> [GIVEN REQUEST]: Retype the data below without altering anything.

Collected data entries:
□ □ □ □
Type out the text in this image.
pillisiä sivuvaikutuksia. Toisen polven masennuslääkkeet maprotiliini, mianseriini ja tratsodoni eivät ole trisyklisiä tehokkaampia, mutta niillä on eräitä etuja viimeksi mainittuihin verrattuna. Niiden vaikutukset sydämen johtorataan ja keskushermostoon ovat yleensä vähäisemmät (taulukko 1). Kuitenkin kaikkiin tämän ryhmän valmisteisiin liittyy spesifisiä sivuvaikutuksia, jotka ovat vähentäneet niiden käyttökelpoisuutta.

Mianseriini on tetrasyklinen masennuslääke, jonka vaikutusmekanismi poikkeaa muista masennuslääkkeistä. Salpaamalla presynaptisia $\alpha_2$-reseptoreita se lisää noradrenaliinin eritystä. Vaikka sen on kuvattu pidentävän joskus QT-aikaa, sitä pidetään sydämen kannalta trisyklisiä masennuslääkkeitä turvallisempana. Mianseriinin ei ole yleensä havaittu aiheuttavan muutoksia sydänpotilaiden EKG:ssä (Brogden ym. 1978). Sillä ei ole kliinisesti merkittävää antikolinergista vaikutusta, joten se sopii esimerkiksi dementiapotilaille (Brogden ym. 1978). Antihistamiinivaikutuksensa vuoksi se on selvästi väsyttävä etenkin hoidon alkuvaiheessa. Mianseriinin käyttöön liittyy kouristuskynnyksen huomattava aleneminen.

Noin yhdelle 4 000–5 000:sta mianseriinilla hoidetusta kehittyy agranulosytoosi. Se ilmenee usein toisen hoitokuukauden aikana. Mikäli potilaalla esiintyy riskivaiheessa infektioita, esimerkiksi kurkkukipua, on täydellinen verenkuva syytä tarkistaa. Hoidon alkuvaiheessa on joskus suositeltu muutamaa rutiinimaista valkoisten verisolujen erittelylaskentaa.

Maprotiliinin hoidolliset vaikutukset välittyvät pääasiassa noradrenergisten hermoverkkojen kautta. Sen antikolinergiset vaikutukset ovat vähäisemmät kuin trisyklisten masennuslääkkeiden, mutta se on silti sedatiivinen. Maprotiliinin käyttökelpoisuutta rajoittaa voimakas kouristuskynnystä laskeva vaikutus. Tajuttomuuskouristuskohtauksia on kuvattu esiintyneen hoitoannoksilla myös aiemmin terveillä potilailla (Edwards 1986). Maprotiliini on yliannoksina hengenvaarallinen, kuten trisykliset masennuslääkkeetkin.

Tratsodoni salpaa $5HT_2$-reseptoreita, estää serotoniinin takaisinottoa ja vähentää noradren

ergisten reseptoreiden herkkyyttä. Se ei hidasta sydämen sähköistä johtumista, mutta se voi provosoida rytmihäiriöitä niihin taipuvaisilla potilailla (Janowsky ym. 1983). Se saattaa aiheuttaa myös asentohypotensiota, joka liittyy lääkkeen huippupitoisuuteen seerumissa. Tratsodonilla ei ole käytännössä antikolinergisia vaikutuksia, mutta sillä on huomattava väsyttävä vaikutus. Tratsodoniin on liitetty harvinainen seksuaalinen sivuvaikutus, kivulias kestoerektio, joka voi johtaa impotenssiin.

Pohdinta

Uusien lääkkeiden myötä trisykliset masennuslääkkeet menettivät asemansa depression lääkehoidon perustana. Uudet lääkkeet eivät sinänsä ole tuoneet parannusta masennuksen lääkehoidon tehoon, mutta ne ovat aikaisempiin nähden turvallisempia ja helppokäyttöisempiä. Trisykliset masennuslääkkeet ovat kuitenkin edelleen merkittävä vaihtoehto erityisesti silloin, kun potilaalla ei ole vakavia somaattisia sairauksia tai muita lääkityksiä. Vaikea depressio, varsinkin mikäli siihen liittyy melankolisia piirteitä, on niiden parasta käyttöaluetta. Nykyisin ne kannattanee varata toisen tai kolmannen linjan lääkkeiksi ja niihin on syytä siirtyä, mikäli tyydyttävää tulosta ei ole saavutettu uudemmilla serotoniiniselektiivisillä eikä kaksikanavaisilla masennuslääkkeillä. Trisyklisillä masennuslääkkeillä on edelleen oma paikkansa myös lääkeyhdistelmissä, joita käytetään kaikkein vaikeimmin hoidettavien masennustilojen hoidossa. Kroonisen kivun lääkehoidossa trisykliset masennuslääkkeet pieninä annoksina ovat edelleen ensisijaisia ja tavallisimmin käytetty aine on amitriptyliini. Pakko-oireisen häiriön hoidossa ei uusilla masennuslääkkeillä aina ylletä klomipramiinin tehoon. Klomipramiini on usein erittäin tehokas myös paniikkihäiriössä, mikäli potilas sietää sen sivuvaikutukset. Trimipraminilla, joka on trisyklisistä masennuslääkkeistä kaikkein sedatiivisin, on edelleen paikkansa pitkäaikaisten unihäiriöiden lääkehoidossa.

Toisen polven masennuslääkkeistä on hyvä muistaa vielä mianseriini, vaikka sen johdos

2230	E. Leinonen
□ □ □ □
> [TASK RESPONSE]:
Type out the text in this image.
pillisiä sivuvaikutuksia. Toisen polven masennuslääkkeet maprotiliini, mianseriini ja tratsodoni eivät ole trisyklisiä tehokkaampia, mutta niillä on eräitä etuja viimeksi mainittuihin verrattuna. Niiden vaikutukset sydämen johtorataan ja keskushermostoon ovat yleensä vähäisemmät (taulukko 1). Kuitenkin kaikkiin tämän ryhmän valmisteisiin liittyy spesifisiä sivuvaikutuksia, jotka ovat vähentäneet niiden käyttökelpoisuutta.

Mianseriini on tetrasyklinen masennuslääke, jonka vaikutusmekanismi poikkeaa muista masennuslääkkeistä. Salpaamalla presynaptisia $\alpha_2$-reseptoreita se lisää noradrenaliinin eritystä. Vaikka sen on kuvattu pidentävän joskus QT-aikaa, sitä pidetään sydämen kannalta trisyklisiä masennuslääkkeitä turvallisempana. Mianseriinin ei ole yleensä havaittu aiheuttavan muutoksia sydänpotilaiden EKG:ssä (Brogden ym. 1978). Sillä ei ole kliinisesti merkittävää antikolinergista vaikutusta, joten se sopii esimerkiksi dementiapotilaille (Brogden ym. 1978). Antihistamiinivaikutuksensa vuoksi se on selvästi väsyttävä etenkin hoidon alkuvaiheessa. Mianseriinin käyttöön liittyy kouristuskynnyksen huomattava aleneminen.

Noin yhdelle 4 000–5 000:sta mianseriinilla hoidetusta kehittyy agranulosytoosi. Se ilmenee usein toisen hoitokuukauden aikana. Mikäli potilaalla esiintyy riskivaiheessa infektioita, esimerkiksi kurkkukipua, on täydellinen verenkuva syytä tarkistaa. Hoidon alkuvaiheessa on joskus suositeltu muutamaa rutiinimaista valkoisten verisolujen erittelylaskentaa.

Maprotiliinin hoidolliset vaikutukset välittyvät pääasiassa noradrenergisten hermoverkkojen kautta. Sen antikolinergiset vaikutukset ovat vähäisemmät kuin trisyklisten masennuslääkkeiden, mutta se on silti sedatiivinen. Maprotiliinin käyttökelpoisuutta rajoittaa voimakas kouristuskynnystä laskeva vaikutus. Tajuttomuuskouristuskohtauksia on kuvattu esiintyneen hoitoannoksilla myös aiemmin terveillä potilailla (Edwards 1986). Maprotiliini on yliannoksina hengenvaarallinen, kuten trisykliset masennuslääkkeetkin.

Tratsodoni salpaa $5HT_2$-reseptoreita, estää serotoniinin takaisinottoa ja vähentää noradren

ergisten reseptoreiden herkkyyttä. Se ei hidasta sydämen sähköistä johtumista, mutta se voi provosoida rytmihäiriöitä niihin taipuvaisilla potilailla (Janowsky ym. 1983). Se saattaa aiheuttaa myös asentohypotensiota, joka liittyy lääkkeen huippupitoisuuteen seerumissa. Tratsodonilla ei ole käytännössä antikolinergisia vaikutuksia, mutta sillä on huomattava väsyttävä vaikutus. Tratsodoniin on liitetty harvinainen seksuaalinen sivuvaikutus, kivulias kestoerektio, joka voi johtaa impotenssiin.

Pohdinta

Uusien lääkkeiden myötä trisykliset masennuslääkkeet menettivät asemansa depression lääkehoidon perustana. Uudet lääkkeet eivät sinänsä ole tuoneet parannusta masennuksen lääkehoidon tehoon, mutta ne ovat aikaisempiin nähden turvallisempia ja helppokäyttöisempiä. Trisykliset masennuslääkkeet ovat kuitenkin edelleen merkittävä vaihtoehto erityisesti silloin, kun potilaalla ei ole vakavia somaattisia sairauksia tai muita lääkityksiä. Vaikea depressio, varsinkin mikäli siihen liittyy melankolisia piirteitä, on niiden parasta käyttöaluetta. Nykyisin ne kannattanee varata toisen tai kolmannen linjan lääkkeiksi ja niihin on syytä siirtyä, mikäli tyydyttävää tulosta ei ole saavutettu uudemmilla serotoniiniselektiivisillä eikä kaksikanavaisilla masennuslääkkeillä. Trisyklisillä masennuslääkkeillä on edelleen oma paikkansa myös lääkeyhdistelmissä, joita käytetään kaikkein vaikeimmin hoidettavien masennustilojen hoidossa. Kroonisen kivun lääkehoidossa trisykliset masennuslääkkeet pieninä annoksina ovat edelleen ensisijaisia ja tavallisimmin käytetty aine on amitriptyliini. Pakko-oireisen häiriön hoidossa ei uusilla masennuslääkkeillä aina ylletä klomipramiinin tehoon. Klomipramiini on usein erittäin tehokas myös paniikkihäiriössä, mikäli potilas sietää sen sivuvaikutukset. Trimipraminilla, joka on trisyklisistä masennuslääkkeistä kaikkein sedatiivisin, on edelleen paikkansa pitkäaikaisten unihäiriöiden lääkehoidossa.

Toisen polven masennuslääkkeistä on hyvä muistaa vielä mianseriini, vaikka sen johdos

2230	E. Leinonen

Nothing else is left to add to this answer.